++++ Raw data ++++

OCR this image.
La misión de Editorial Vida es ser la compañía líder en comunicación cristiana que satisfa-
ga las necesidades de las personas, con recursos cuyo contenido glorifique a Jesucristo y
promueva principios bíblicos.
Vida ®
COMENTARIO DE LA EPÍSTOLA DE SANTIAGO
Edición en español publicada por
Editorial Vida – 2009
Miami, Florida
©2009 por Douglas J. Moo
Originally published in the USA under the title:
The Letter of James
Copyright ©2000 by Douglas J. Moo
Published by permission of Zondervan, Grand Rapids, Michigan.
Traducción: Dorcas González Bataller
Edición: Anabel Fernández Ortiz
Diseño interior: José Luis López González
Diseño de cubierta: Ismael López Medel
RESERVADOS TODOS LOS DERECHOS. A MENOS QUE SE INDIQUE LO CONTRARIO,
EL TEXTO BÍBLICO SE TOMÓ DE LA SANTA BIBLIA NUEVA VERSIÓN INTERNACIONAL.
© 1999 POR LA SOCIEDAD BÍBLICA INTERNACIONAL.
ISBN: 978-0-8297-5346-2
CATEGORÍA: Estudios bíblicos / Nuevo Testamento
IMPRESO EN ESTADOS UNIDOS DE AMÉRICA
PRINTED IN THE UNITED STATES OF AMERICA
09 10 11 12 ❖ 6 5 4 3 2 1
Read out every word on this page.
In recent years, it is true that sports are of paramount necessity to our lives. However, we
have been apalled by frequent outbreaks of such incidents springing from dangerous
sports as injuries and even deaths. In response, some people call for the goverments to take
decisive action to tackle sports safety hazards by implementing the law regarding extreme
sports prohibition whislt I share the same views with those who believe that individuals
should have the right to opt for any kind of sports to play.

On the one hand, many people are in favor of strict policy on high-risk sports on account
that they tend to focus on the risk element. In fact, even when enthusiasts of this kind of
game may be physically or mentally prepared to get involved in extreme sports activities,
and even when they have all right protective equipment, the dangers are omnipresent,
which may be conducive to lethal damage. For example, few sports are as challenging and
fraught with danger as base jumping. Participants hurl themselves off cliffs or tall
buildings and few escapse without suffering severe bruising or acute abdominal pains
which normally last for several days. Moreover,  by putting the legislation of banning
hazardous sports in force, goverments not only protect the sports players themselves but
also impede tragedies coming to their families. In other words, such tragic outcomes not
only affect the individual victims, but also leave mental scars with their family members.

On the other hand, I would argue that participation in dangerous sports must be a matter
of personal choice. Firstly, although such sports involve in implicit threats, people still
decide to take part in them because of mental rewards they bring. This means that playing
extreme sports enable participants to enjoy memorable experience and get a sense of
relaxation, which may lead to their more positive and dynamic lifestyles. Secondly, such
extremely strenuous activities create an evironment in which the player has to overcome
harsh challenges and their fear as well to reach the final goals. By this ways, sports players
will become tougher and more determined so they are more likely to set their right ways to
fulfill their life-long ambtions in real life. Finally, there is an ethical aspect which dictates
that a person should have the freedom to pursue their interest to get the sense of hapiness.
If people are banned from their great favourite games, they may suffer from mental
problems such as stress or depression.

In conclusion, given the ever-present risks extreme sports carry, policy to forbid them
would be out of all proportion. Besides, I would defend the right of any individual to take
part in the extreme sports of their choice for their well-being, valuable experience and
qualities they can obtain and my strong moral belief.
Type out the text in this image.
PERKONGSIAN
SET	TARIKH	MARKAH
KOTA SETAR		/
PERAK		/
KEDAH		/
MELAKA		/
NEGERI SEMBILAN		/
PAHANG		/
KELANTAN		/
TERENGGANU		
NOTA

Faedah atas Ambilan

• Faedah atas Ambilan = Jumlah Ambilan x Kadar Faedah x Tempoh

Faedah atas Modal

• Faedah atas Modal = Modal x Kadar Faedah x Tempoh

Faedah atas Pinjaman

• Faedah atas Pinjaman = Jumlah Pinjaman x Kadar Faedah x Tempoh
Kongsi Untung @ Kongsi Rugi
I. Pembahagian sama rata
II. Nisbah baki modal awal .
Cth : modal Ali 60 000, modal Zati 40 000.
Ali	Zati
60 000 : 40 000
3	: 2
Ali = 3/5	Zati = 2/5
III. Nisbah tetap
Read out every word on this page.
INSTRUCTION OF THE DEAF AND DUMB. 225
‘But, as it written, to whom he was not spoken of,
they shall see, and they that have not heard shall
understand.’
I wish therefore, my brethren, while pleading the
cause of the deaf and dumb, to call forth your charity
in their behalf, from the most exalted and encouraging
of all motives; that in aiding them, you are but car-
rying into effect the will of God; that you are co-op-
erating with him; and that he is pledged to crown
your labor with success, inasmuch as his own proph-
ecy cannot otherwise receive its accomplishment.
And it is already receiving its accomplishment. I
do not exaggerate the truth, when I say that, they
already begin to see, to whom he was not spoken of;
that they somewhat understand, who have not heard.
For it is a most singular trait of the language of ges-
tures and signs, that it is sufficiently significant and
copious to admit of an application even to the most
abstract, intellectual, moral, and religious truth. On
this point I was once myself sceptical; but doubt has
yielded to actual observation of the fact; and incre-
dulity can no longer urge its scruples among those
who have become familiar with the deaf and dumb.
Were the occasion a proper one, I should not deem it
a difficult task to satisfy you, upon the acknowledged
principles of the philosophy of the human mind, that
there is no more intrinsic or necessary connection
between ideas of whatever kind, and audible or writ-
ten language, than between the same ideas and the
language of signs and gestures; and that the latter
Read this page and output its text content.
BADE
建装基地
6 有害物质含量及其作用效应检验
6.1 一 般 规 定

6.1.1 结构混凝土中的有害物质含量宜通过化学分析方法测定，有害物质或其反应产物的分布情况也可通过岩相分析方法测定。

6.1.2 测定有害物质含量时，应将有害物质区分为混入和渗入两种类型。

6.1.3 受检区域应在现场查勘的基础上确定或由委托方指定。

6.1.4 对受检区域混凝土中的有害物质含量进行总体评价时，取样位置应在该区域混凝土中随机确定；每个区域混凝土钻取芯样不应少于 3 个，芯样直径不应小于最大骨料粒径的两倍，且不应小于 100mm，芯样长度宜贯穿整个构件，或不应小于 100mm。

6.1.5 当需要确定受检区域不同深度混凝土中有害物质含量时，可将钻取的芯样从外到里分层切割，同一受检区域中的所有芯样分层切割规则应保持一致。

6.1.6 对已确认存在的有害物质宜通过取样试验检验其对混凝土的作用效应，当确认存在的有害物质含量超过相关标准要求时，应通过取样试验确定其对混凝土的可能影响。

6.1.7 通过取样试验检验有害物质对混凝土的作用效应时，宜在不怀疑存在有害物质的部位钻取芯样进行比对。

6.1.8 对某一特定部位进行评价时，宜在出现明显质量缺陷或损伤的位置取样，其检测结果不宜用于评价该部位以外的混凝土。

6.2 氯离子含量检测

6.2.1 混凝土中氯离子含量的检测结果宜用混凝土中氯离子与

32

++++

* **Work to be completed**: Set out the complete listing exactly as shown.

* **Reply to the exercise**:
OCR this image.
La misión de Editorial Vida es ser la compañía líder en comunicación cristiana que satisfa-
ga las necesidades de las personas, con recursos cuyo contenido glorifique a Jesucristo y
promueva principios bíblicos.
Vida ®
COMENTARIO DE LA EPÍSTOLA DE SANTIAGO
Edición en español publicada por
Editorial Vida – 2009
Miami, Florida
©2009 por Douglas J. Moo
Originally published in the USA under the title:
The Letter of James
Copyright ©2000 by Douglas J. Moo
Published by permission of Zondervan, Grand Rapids, Michigan.
Traducción: Dorcas González Bataller
Edición: Anabel Fernández Ortiz
Diseño interior: José Luis López González
Diseño de cubierta: Ismael López Medel
RESERVADOS TODOS LOS DERECHOS. A MENOS QUE SE INDIQUE LO CONTRARIO,
EL TEXTO BÍBLICO SE TOMÓ DE LA SANTA BIBLIA NUEVA VERSIÓN INTERNACIONAL.
© 1999 POR LA SOCIEDAD BÍBLICA INTERNACIONAL.
ISBN: 978-0-8297-5346-2
CATEGORÍA: Estudios bíblicos / Nuevo Testamento
IMPRESO EN ESTADOS UNIDOS DE AMÉRICA
PRINTED IN THE UNITED STATES OF AMERICA
09 10 11 12 ❖ 6 5 4 3 2 1
Read out every word on this page.
In recent years, it is true that sports are of paramount necessity to our lives. However, we
have been apalled by frequent outbreaks of such incidents springing from dangerous
sports as injuries and even deaths. In response, some people call for the goverments to take
decisive action to tackle sports safety hazards by implementing the law regarding extreme
sports prohibition whislt I share the same views with those who believe that individuals
should have the right to opt for any kind of sports to play.

On the one hand, many people are in favor of strict policy on high-risk sports on account
that they tend to focus on the risk element. In fact, even when enthusiasts of this kind of
game may be physically or mentally prepared to get involved in extreme sports activities,
and even when they have all right protective equipment, the dangers are omnipresent,
which may be conducive to lethal damage. For example, few sports are as challenging and
fraught with danger as base jumping. Participants hurl themselves off cliffs or tall
buildings and few escapse without suffering severe bruising or acute abdominal pains
which normally last for several days. Moreover,  by putting the legislation of banning
hazardous sports in force, goverments not only protect the sports players themselves but
also impede tragedies coming to their families. In other words, such tragic outcomes not
only affect the individual victims, but also leave mental scars with their family members.

On the other hand, I would argue that participation in dangerous sports must be a matter
of personal choice. Firstly, although such sports involve in implicit threats, people still
decide to take part in them because of mental rewards they bring. This means that playing
extreme sports enable participants to enjoy memorable experience and get a sense of
relaxation, which may lead to their more positive and dynamic lifestyles. Secondly, such
extremely strenuous activities create an evironment in which the player has to overcome
harsh challenges and their fear as well to reach the final goals. By this ways, sports players
will become tougher and more determined so they are more likely to set their right ways to
fulfill their life-long ambtions in real life. Finally, there is an ethical aspect which dictates
that a person should have the freedom to pursue their interest to get the sense of hapiness.
If people are banned from their great favourite games, they may suffer from mental
problems such as stress or depression.

In conclusion, given the ever-present risks extreme sports carry, policy to forbid them
would be out of all proportion. Besides, I would defend the right of any individual to take
part in the extreme sports of their choice for their well-being, valuable experience and
qualities they can obtain and my strong moral belief.
Type out the text in this image.
PERKONGSIAN
SET	TARIKH	MARKAH
KOTA SETAR		/
PERAK		/
KEDAH		/
MELAKA		/
NEGERI SEMBILAN		/
PAHANG		/
KELANTAN		/
TERENGGANU		
NOTA

Faedah atas Ambilan

• Faedah atas Ambilan = Jumlah Ambilan x Kadar Faedah x Tempoh

Faedah atas Modal

• Faedah atas Modal = Modal x Kadar Faedah x Tempoh

Faedah atas Pinjaman

• Faedah atas Pinjaman = Jumlah Pinjaman x Kadar Faedah x Tempoh
Kongsi Untung @ Kongsi Rugi
I. Pembahagian sama rata
II. Nisbah baki modal awal .
Cth : modal Ali 60 000, modal Zati 40 000.
Ali	Zati
60 000 : 40 000
3	: 2
Ali = 3/5	Zati = 2/5
III. Nisbah tetap
Read out every word on this page.
INSTRUCTION OF THE DEAF AND DUMB. 225
‘But, as it written, to whom he was not spoken of,
they shall see, and they that have not heard shall
understand.’
I wish therefore, my brethren, while pleading the
cause of the deaf and dumb, to call forth your charity
in their behalf, from the most exalted and encouraging
of all motives; that in aiding them, you are but car-
rying into effect the will of God; that you are co-op-
erating with him; and that he is pledged to crown
your labor with success, inasmuch as his own proph-
ecy cannot otherwise receive its accomplishment.
And it is already receiving its accomplishment. I
do not exaggerate the truth, when I say that, they
already begin to see, to whom he was not spoken of;
that they somewhat understand, who have not heard.
For it is a most singular trait of the language of ges-
tures and signs, that it is sufficiently significant and
copious to admit of an application even to the most
abstract, intellectual, moral, and religious truth. On
this point I was once myself sceptical; but doubt has
yielded to actual observation of the fact; and incre-
dulity can no longer urge its scruples among those
who have become familiar with the deaf and dumb.
Were the occasion a proper one, I should not deem it
a difficult task to satisfy you, upon the acknowledged
principles of the philosophy of the human mind, that
there is no more intrinsic or necessary connection
between ideas of whatever kind, and audible or writ-
ten language, than between the same ideas and the
language of signs and gestures; and that the latter
Read this page and output its text content.
BADE
建装基地
6 有害物质含量及其作用效应检验
6.1 一 般 规 定

6.1.1 结构混凝土中的有害物质含量宜通过化学分析方法测定，有害物质或其反应产物的分布情况也可通过岩相分析方法测定。

6.1.2 测定有害物质含量时，应将有害物质区分为混入和渗入两种类型。

6.1.3 受检区域应在现场查勘的基础上确定或由委托方指定。

6.1.4 对受检区域混凝土中的有害物质含量进行总体评价时，取样位置应在该区域混凝土中随机确定；每个区域混凝土钻取芯样不应少于 3 个，芯样直径不应小于最大骨料粒径的两倍，且不应小于 100mm，芯样长度宜贯穿整个构件，或不应小于 100mm。

6.1.5 当需要确定受检区域不同深度混凝土中有害物质含量时，可将钻取的芯样从外到里分层切割，同一受检区域中的所有芯样分层切割规则应保持一致。

6.1.6 对已确认存在的有害物质宜通过取样试验检验其对混凝土的作用效应，当确认存在的有害物质含量超过相关标准要求时，应通过取样试验确定其对混凝土的可能影响。

6.1.7 通过取样试验检验有害物质对混凝土的作用效应时，宜在不怀疑存在有害物质的部位钻取芯样进行比对。

6.1.8 对某一特定部位进行评价时，宜在出现明显质量缺陷或损伤的位置取样，其检测结果不宜用于评价该部位以外的混凝土。

6.2 氯离子含量检测

6.2.1 混凝土中氯离子含量的检测结果宜用混凝土中氯离子与

32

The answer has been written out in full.